## [MATERIAL SHOWN]
## START

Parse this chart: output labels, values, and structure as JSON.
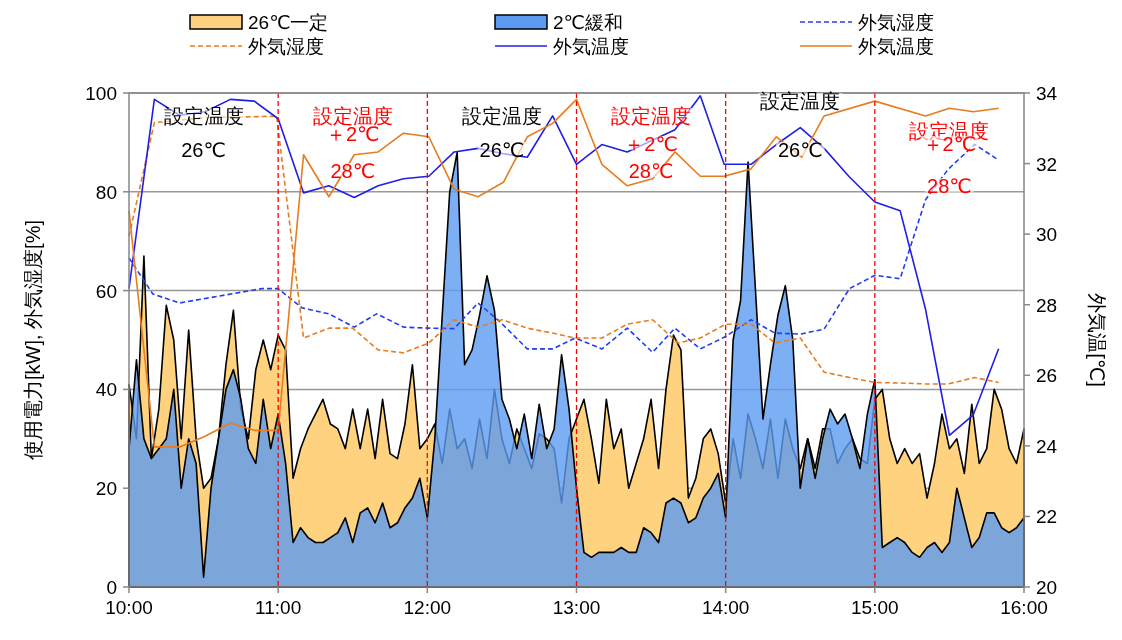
{
  "chart_data": {
    "type": "area",
    "xlim": [
      10,
      16
    ],
    "xticks": [
      {
        "value": 10,
        "label": "10:00"
      },
      {
        "value": 11,
        "label": "11:00"
      },
      {
        "value": 12,
        "label": "12:00"
      },
      {
        "value": 13,
        "label": "13:00"
      },
      {
        "value": 14,
        "label": "14:00"
      },
      {
        "value": 15,
        "label": "15:00"
      },
      {
        "value": 16,
        "label": "16:00"
      }
    ],
    "ylim": [
      0,
      100
    ],
    "yticks": [
      0,
      20,
      40,
      60,
      80,
      100
    ],
    "y2lim": [
      20,
      34
    ],
    "y2ticks": [
      20,
      22,
      24,
      26,
      28,
      30,
      32,
      34
    ],
    "ylabel": "使用電力[kW], 外気湿度[%]",
    "y2label": "外気温[℃]",
    "grid": "y",
    "legend": "top",
    "x": [
      10,
      10.05,
      10.1,
      10.15,
      10.2,
      10.25,
      10.3,
      10.35,
      10.4,
      10.45,
      10.5,
      10.55,
      10.6,
      10.65,
      10.7,
      10.75,
      10.8,
      10.85,
      10.9,
      10.95,
      11,
      11.05,
      11.1,
      11.15,
      11.2,
      11.25,
      11.3,
      11.35,
      11.4,
      11.45,
      11.5,
      11.55,
      11.6,
      11.65,
      11.7,
      11.75,
      11.8,
      11.85,
      11.9,
      11.95,
      12,
      12.05,
      12.1,
      12.15,
      12.2,
      12.25,
      12.3,
      12.35,
      12.4,
      12.45,
      12.5,
      12.55,
      12.6,
      12.65,
      12.7,
      12.75,
      12.8,
      12.85,
      12.9,
      12.95,
      13,
      13.05,
      13.1,
      13.15,
      13.2,
      13.25,
      13.3,
      13.35,
      13.4,
      13.45,
      13.5,
      13.55,
      13.6,
      13.65,
      13.7,
      13.75,
      13.8,
      13.85,
      13.9,
      13.95,
      14,
      14.05,
      14.1,
      14.15,
      14.2,
      14.25,
      14.3,
      14.35,
      14.4,
      14.45,
      14.5,
      14.55,
      14.6,
      14.65,
      14.7,
      14.75,
      14.8,
      14.85,
      14.9,
      14.95,
      15,
      15.05,
      15.1,
      15.15,
      15.2,
      15.25,
      15.3,
      15.35,
      15.4,
      15.45,
      15.5,
      15.55,
      15.6,
      15.65,
      15.7,
      15.75,
      15.8,
      15.85,
      15.9,
      15.95,
      16
    ],
    "series": [
      {
        "name": "26℃一定",
        "type": "area",
        "color": "#ffd27f",
        "values": [
          41,
          30,
          67,
          26,
          36,
          57,
          50,
          30,
          52,
          30,
          20,
          22,
          30,
          45,
          56,
          36,
          30,
          44,
          50,
          44,
          51,
          48,
          22,
          28,
          32,
          35,
          38,
          33,
          32,
          28,
          36,
          28,
          36,
          26,
          38,
          27,
          26,
          33,
          45,
          28,
          30,
          33,
          25,
          36,
          28,
          30,
          24,
          34,
          26,
          40,
          30,
          25,
          32,
          28,
          24,
          31,
          30,
          28,
          17,
          30,
          34,
          38,
          30,
          21,
          38,
          28,
          32,
          20,
          25,
          30,
          38,
          24,
          40,
          51,
          48,
          18,
          22,
          30,
          32,
          27,
          17,
          30,
          22,
          35,
          30,
          24,
          34,
          22,
          34,
          28,
          24,
          30,
          24,
          32,
          32,
          25,
          28,
          30,
          26,
          25,
          38,
          40,
          30,
          25,
          28,
          25,
          27,
          18,
          25,
          35,
          28,
          30,
          23,
          37,
          25,
          28,
          40,
          36,
          28,
          25,
          32
        ]
      },
      {
        "name": "2℃緩和",
        "type": "area",
        "color": "#5b9bf0",
        "values": [
          28,
          46,
          30,
          26,
          28,
          30,
          40,
          20,
          30,
          25,
          2,
          20,
          30,
          40,
          44,
          38,
          28,
          25,
          38,
          28,
          35,
          25,
          9,
          12,
          10,
          9,
          9,
          10,
          11,
          14,
          9,
          15,
          16,
          13,
          17,
          12,
          13,
          16,
          18,
          22,
          14,
          30,
          55,
          80,
          88,
          45,
          48,
          55,
          63,
          56,
          38,
          34,
          28,
          35,
          26,
          37,
          28,
          32,
          47,
          36,
          20,
          7,
          6,
          7,
          7,
          7,
          8,
          7,
          7,
          12,
          11,
          9,
          17,
          18,
          17,
          13,
          14,
          18,
          20,
          23,
          14,
          50,
          58,
          86,
          60,
          34,
          45,
          55,
          61,
          50,
          20,
          30,
          22,
          30,
          36,
          33,
          35,
          30,
          24,
          35,
          42,
          8,
          9,
          10,
          9,
          7,
          6,
          8,
          9,
          7,
          9,
          20,
          14,
          8,
          10,
          15,
          15,
          12,
          11,
          12,
          14
        ]
      },
      {
        "name": "外気湿度",
        "type": "line",
        "line_style": "dashed",
        "color": "#1f3ff0",
        "x": [
          10,
          10.16,
          10.34,
          10.89,
          11,
          11.16,
          11.34,
          11.51,
          11.66,
          11.84,
          12.01,
          12.18,
          12.34,
          12.49,
          12.67,
          12.84,
          12.99,
          13.17,
          13.34,
          13.51,
          13.66,
          13.83,
          14,
          14.17,
          14.33,
          14.5,
          14.66,
          14.83,
          15,
          15.17,
          15.34,
          15.49,
          15.67,
          15.83
        ],
        "values": [
          66.6,
          59.3,
          57.5,
          60.4,
          60.4,
          56.5,
          55.3,
          52.6,
          55.3,
          52.6,
          52.4,
          52.3,
          57.5,
          53.6,
          48.2,
          48.2,
          50.4,
          48.2,
          52.4,
          47.5,
          52.4,
          48.2,
          50.7,
          54.1,
          51.4,
          51.2,
          52.2,
          60.4,
          63.1,
          62.4,
          78.4,
          84.5,
          89.6,
          86.4
        ]
      },
      {
        "name": "外気湿度",
        "type": "line",
        "line_style": "dashed",
        "color": "#e87c1e",
        "x": [
          10,
          10.17,
          10.5,
          10.99,
          11.17,
          11.34,
          11.5,
          11.67,
          11.84,
          12.01,
          12.18,
          12.34,
          12.5,
          12.67,
          12.84,
          12.99,
          13.17,
          13.34,
          13.51,
          13.68,
          13.83,
          14,
          14.17,
          14.33,
          14.5,
          14.66,
          14.83,
          15,
          15.17,
          15.34,
          15.49,
          15.67,
          15.83
        ],
        "values": [
          71,
          94,
          95,
          95.3,
          50.4,
          52.4,
          52.4,
          48,
          47.4,
          49.4,
          54.1,
          52.6,
          54.1,
          52.4,
          51.4,
          50.4,
          50.4,
          53.2,
          54.1,
          49.4,
          50.4,
          53.2,
          53.2,
          49.4,
          50.4,
          43.5,
          42.4,
          41.4,
          41.3,
          41.1,
          41.1,
          42.4,
          41.4
        ]
      },
      {
        "name": "外気温度",
        "type": "line",
        "axis": "y2",
        "color": "#1f1fe6",
        "x": [
          10,
          10.17,
          10.34,
          10.51,
          10.68,
          10.84,
          11,
          11.17,
          11.34,
          11.51,
          11.67,
          11.84,
          12.01,
          12.18,
          12.34,
          12.51,
          12.67,
          12.84,
          13,
          13.17,
          13.34,
          13.66,
          13.83,
          13.99,
          14.17,
          14.34,
          14.5,
          14.66,
          14.83,
          15,
          15.17,
          15.34,
          15.5,
          15.66,
          15.83
        ],
        "values": [
          28.46,
          33.82,
          33.37,
          33.47,
          33.82,
          33.77,
          33.27,
          31.17,
          31.37,
          31.04,
          31.37,
          31.57,
          31.64,
          32.33,
          32.43,
          32.28,
          32.18,
          33.35,
          31.98,
          32.54,
          32.33,
          32.96,
          33.92,
          31.98,
          31.98,
          32.54,
          33.02,
          32.43,
          31.62,
          30.91,
          30.66,
          27.87,
          24.3,
          24.88,
          26.75
        ]
      },
      {
        "name": "外気温度",
        "type": "line",
        "axis": "y2",
        "color": "#e87c1e",
        "x": [
          10,
          10.17,
          10.34,
          10.51,
          10.68,
          10.84,
          11,
          11.17,
          11.34,
          11.51,
          11.67,
          11.84,
          12.01,
          12.18,
          12.34,
          12.51,
          12.67,
          12.84,
          13,
          13.17,
          13.34,
          13.51,
          13.66,
          13.83,
          13.99,
          14.17,
          14.34,
          14.51,
          14.66,
          15,
          15.34,
          15.5,
          15.66,
          15.83
        ],
        "values": [
          30.66,
          23.97,
          23.97,
          24.27,
          24.65,
          24.44,
          24.44,
          32.25,
          31.06,
          32.25,
          32.33,
          32.86,
          32.76,
          31.27,
          31.06,
          31.47,
          32.76,
          33.14,
          33.82,
          31.98,
          31.37,
          31.57,
          32.33,
          31.64,
          31.64,
          31.85,
          32.76,
          32.18,
          33.35,
          33.77,
          33.35,
          33.57,
          33.47,
          33.57
        ]
      }
    ],
    "ref_lines": [
      {
        "axis": "x",
        "value": 11,
        "color": "#ff0000",
        "line_style": "dashed"
      },
      {
        "axis": "x",
        "value": 12,
        "color": "#ff0000",
        "line_style": "dashed"
      },
      {
        "axis": "x",
        "value": 13,
        "color": "#ff0000",
        "line_style": "dashed"
      },
      {
        "axis": "x",
        "value": 14,
        "color": "#ff0000",
        "line_style": "dashed"
      },
      {
        "axis": "x",
        "value": 15,
        "color": "#ff0000",
        "line_style": "dashed"
      }
    ],
    "annotations": [
      "設定温度",
      "26℃",
      "設定温度",
      "＋2℃",
      "28℃",
      "設定温度",
      "26℃",
      "設定温度",
      "＋2℃",
      "28℃",
      "設定温度",
      "26℃",
      "設定温度",
      "＋2℃",
      "28℃"
    ]
  }
}
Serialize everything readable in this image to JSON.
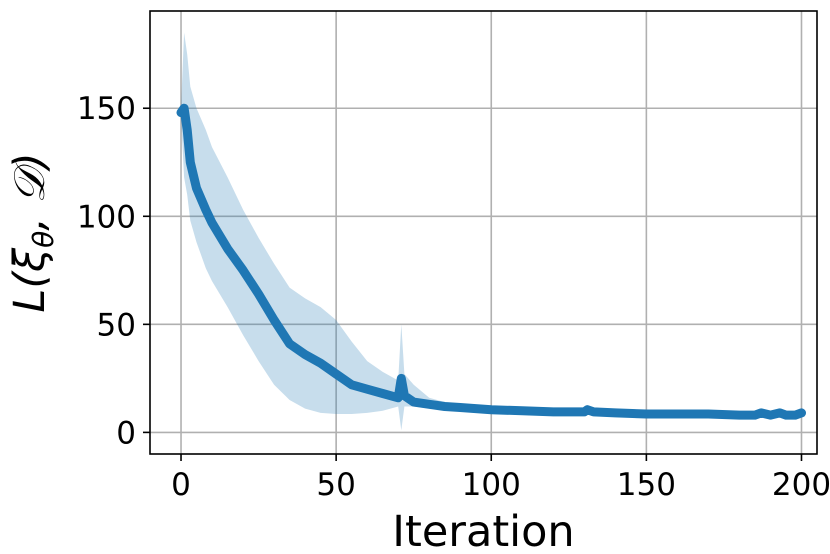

## END

Scan the material above. Return every line containing the string "JSON".

## [SOLVED PROBLEM]
Parse this chart: output labels, values, and structure as JSON.
Serialize everything readable in this image to JSON.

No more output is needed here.